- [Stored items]

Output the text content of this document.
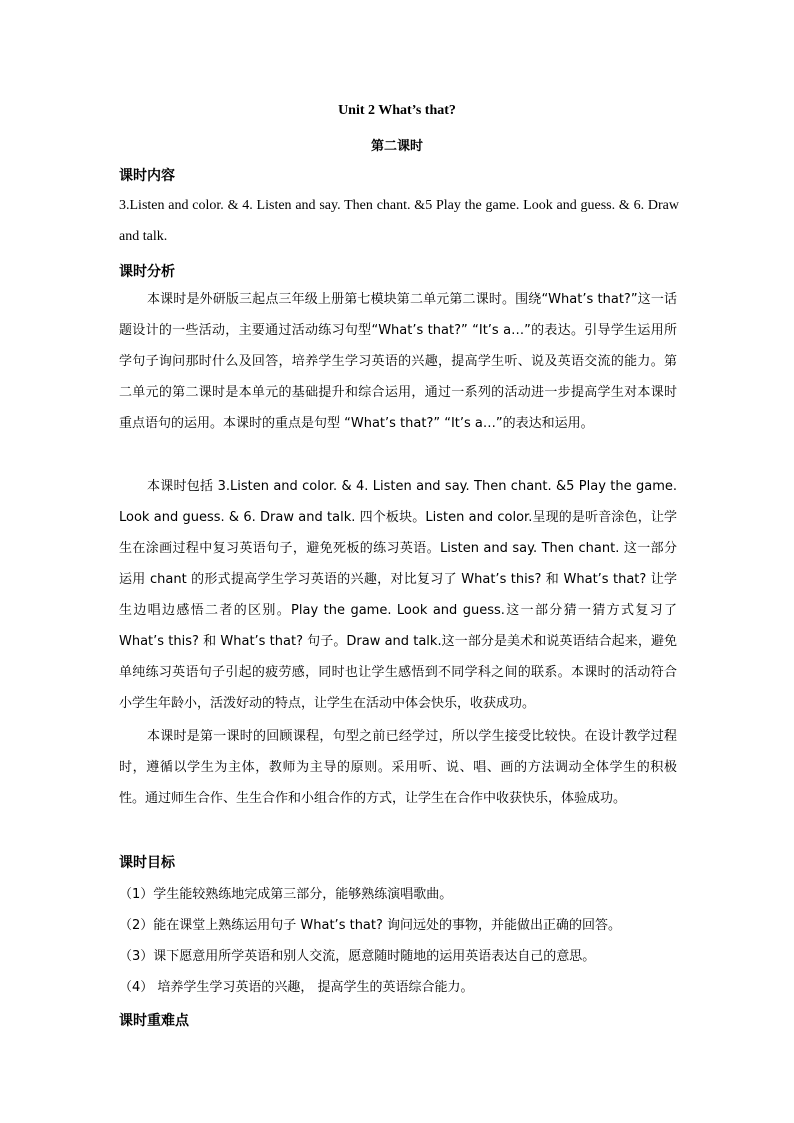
Unit 2 What’s that?
第二课时
课时内容
3.Listen and color. & 4. Listen and say. Then chant. &5 Play the game. Look and guess. & 6. Draw and talk.
课时分析
本课时是外研版三起点三年级上册第七模块第二单元第二课时。围绕“What’s that?”这一话题设计的一些活动，主要通过活动练习句型“What’s that?” “It’s a…”的表达。引导学生运用所学句子询问那时什么及回答，培养学生学习英语的兴趣，提高学生听、说及英语交流的能力。第二单元的第二课时是本单元的基础提升和综合运用，通过一系列的活动进一步提高学生对本课时重点语句的运用。本课时的重点是句型 “What’s that?” “It’s a…”的表达和运用。
本课时包括 3.Listen and color. & 4. Listen and say. Then chant. &5 Play the game. Look and guess. & 6. Draw and talk. 四个板块。Listen and color.呈现的是听音涂色，让学生在涂画过程中复习英语句子，避免死板的练习英语。Listen and say. Then chant. 这一部分运用 chant 的形式提高学生学习英语的兴趣，对比复习了 What’s this? 和 What’s that? 让学生边唱边感悟二者的区别。Play the game. Look and guess.这一部分猜一猜方式复习了 What’s this? 和 What’s that? 句子。Draw and talk.这一部分是美术和说英语结合起来，避免单纯练习英语句子引起的疲劳感，同时也让学生感悟到不同学科之间的联系。本课时的活动符合小学生年龄小，活泼好动的特点，让学生在活动中体会快乐，收获成功。
本课时是第一课时的回顾课程，句型之前已经学过，所以学生接受比较快。在设计教学过程时，遵循以学生为主体，教师为主导的原则。采用听、说、唱、画的方法调动全体学生的积极性。通过师生合作、生生合作和小组合作的方式，让学生在合作中收获快乐，体验成功。
课时目标
（1）学生能较熟练地完成第三部分，能够熟练演唱歌曲。
（2）能在课堂上熟练运用句子 What’s that? 询问远处的事物，并能做出正确的回答。
（3）课下愿意用所学英语和别人交流，愿意随时随地的运用英语表达自己的意思。
（4） 培养学生学习英语的兴趣， 提高学生的英语综合能力。
课时重难点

- [Task objective] Where a line above holds the string "color", show that line.

- [Exercise output]
3.Listen and color. & 4. Listen and say. Then chant. &5 Play the game. Look and guess. & 6. Draw and talk.
本课时包括 3.Listen and color. & 4. Listen and say. Then chant. &5 Play the game. Look and guess. & 6. Draw and talk. 四个板块。Listen and color.呈现的是听音涂色，让学生在涂画过程中复习英语句子，避免死板的练习英语。Listen and say. Then chant. 这一部分运用 chant 的形式提高学生学习英语的兴趣，对比复习了 What’s this? 和 What’s that? 让学生边唱边感悟二者的区别。Play the game. Look and guess.这一部分猜一猜方式复习了 What’s this? 和 What’s that? 句子。Draw and talk.这一部分是美术和说英语结合起来，避免单纯练习英语句子引起的疲劳感，同时也让学生感悟到不同学科之间的联系。本课时的活动符合小学生年龄小，活泼好动的特点，让学生在活动中体会快乐，收获成功。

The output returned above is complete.